** Short exercise **
Your task is to reproduce the material exactly.

** Records for processing **
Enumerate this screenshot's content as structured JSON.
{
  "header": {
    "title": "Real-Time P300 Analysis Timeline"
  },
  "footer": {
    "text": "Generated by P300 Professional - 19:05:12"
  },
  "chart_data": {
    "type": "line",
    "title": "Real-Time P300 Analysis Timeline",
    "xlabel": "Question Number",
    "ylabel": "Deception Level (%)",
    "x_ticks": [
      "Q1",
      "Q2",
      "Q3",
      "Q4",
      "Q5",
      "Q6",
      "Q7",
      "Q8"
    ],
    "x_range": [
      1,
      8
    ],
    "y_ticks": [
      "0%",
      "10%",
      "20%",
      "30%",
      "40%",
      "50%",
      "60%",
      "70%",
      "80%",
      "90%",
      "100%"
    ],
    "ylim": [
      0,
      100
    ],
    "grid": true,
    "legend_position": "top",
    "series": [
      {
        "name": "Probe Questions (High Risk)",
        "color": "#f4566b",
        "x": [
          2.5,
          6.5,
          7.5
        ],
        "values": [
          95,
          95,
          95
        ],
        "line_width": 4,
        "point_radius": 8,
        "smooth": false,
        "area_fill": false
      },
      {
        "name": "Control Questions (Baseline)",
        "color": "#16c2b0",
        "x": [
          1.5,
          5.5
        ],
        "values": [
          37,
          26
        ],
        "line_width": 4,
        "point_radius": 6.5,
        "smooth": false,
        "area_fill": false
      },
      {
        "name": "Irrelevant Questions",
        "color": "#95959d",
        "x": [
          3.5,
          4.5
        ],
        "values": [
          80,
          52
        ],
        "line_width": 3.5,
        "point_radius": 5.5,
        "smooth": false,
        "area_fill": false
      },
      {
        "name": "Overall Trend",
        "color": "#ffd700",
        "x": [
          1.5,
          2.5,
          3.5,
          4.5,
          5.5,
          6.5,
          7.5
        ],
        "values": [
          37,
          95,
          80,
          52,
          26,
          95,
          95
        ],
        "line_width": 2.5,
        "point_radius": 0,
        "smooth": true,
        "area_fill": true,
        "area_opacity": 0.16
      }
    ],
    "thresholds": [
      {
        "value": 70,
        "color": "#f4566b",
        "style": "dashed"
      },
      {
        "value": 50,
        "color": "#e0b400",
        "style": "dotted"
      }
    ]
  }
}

** Written answer **
Enumerate this screenshot's content as structured JSON.
{
  "header": {
    "title": "Real-Time P300 Analysis Timeline"
  },
  "footer": {
    "text": "Generated by P300 Professional - 19:05:12"
  },
  "chart_data": {
    "type": "line",
    "title": "Real-Time P300 Analysis Timeline",
    "xlabel": "Question Number",
    "ylabel": "Deception Level (%)",
    "x_ticks": [
      "Q1",
      "Q2",
      "Q3",
      "Q4",
      "Q5",
      "Q6",
      "Q7",
      "Q8"
    ],
    "x_range": [
      1,
      8
    ],
    "y_ticks": [
      "0%",
      "10%",
      "20%",
      "30%",
      "40%",
      "50%",
      "60%",
      "70%",
      "80%",
      "90%",
      "100%"
    ],
    "ylim": [
      0,
      100
    ],
    "grid": true,
    "legend_position": "top",
    "series": [
      {
        "name": "Probe Questions (High Risk)",
        "color": "#f4566b",
        "x": [
          2.5,
          6.5,
          7.5
        ],
        "values": [
          95,
          95,
          95
        ],
        "line_width": 4,
        "point_radius": 8,
        "smooth": false,
        "area_fill": false
      },
      {
        "name": "Control Questions (Baseline)",
        "color": "#16c2b0",
        "x": [
          1.5,
          5.5
        ],
        "values": [
          37,
          26
        ],
        "line_width": 4,
        "point_radius": 6.5,
        "smooth": false,
        "area_fill": false
      },
      {
        "name": "Irrelevant Questions",
        "color": "#95959d",
        "x": [
          3.5,
          4.5
        ],
        "values": [
          80,
          52
        ],
        "line_width": 3.5,
        "point_radius": 5.5,
        "smooth": false,
        "area_fill": false
      },
      {
        "name": "Overall Trend",
        "color": "#ffd700",
        "x": [
          1.5,
          2.5,
          3.5,
          4.5,
          5.5,
          6.5,
          7.5
        ],
        "values": [
          37,
          95,
          80,
          52,
          26,
          95,
          95
        ],
        "line_width": 2.5,
        "point_radius": 0,
        "smooth": true,
        "area_fill": true,
        "area_opacity": 0.16
      }
    ],
    "thresholds": [
      {
        "value": 70,
        "color": "#f4566b",
        "style": "dashed"
      },
      {
        "value": 50,
        "color": "#e0b400",
        "style": "dotted"
      }
    ]
  }
}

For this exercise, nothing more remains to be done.